─── Listing

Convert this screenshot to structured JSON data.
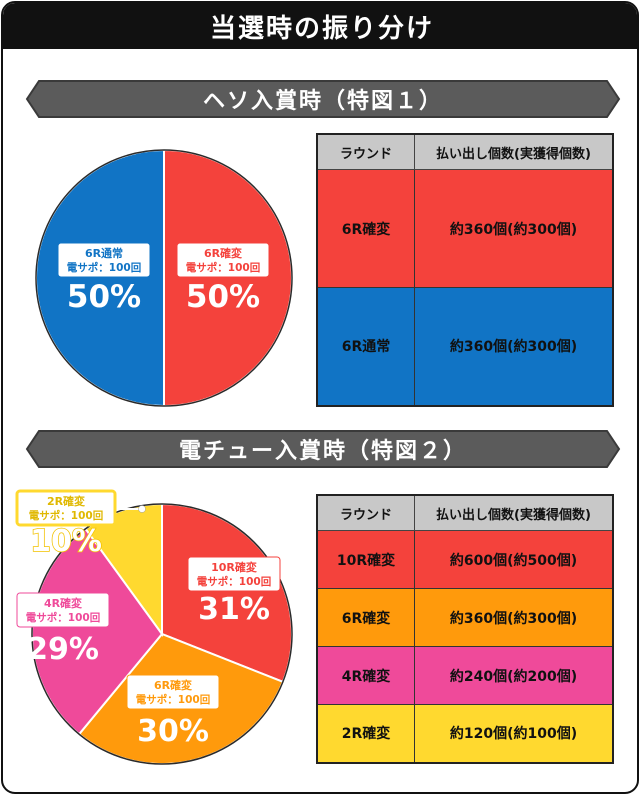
{
  "page_title": "当選時の振り分け",
  "sections": [
    {
      "heading": "ヘソ入賞時（特図１）",
      "table": {
        "headers": [
          "ラウンド",
          "払い出し個数(実獲得個数)"
        ],
        "rows": [
          {
            "round": "6R確変",
            "payout": "約360個(約300個)",
            "color": "#f4423c"
          },
          {
            "round": "6R通常",
            "payout": "約360個(約300個)",
            "color": "#1174c5"
          }
        ]
      }
    },
    {
      "heading": "電チュー入賞時（特図２）",
      "table": {
        "headers": [
          "ラウンド",
          "払い出し個数(実獲得個数)"
        ],
        "rows": [
          {
            "round": "10R確変",
            "payout": "約600個(約500個)",
            "color": "#f4423c"
          },
          {
            "round": "6R確変",
            "payout": "約360個(約300個)",
            "color": "#ff9a0c"
          },
          {
            "round": "4R確変",
            "payout": "約240個(約200個)",
            "color": "#ef4a9a"
          },
          {
            "round": "2R確変",
            "payout": "約120個(約100個)",
            "color": "#ffd92f"
          }
        ]
      }
    }
  ],
  "chart_data": [
    {
      "type": "pie",
      "slices": [
        {
          "label": "6R確変",
          "sublabel": "電サポ：100回",
          "value": 50,
          "display": "50%",
          "color": "#f4423c"
        },
        {
          "label": "6R通常",
          "sublabel": "電サポ：100回",
          "value": 50,
          "display": "50%",
          "color": "#1174c5"
        }
      ]
    },
    {
      "type": "pie",
      "slices": [
        {
          "label": "10R確変",
          "sublabel": "電サポ：100回",
          "value": 31,
          "display": "31%",
          "color": "#f4423c"
        },
        {
          "label": "6R確変",
          "sublabel": "電サポ：100回",
          "value": 30,
          "display": "30%",
          "color": "#ff9a0c"
        },
        {
          "label": "4R確変",
          "sublabel": "電サポ：100回",
          "value": 29,
          "display": "29%",
          "color": "#ef4a9a"
        },
        {
          "label": "2R確変",
          "sublabel": "電サポ：100回",
          "value": 10,
          "display": "10%",
          "color": "#ffd92f"
        }
      ]
    }
  ]
}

──────

● Exercise brief: Show every line where the string "value" appears.

● Reply to the task:
          "value": 50,
          "value": 50,
          "value": 31,
          "value": 30,
          "value": 29,
          "value": 10,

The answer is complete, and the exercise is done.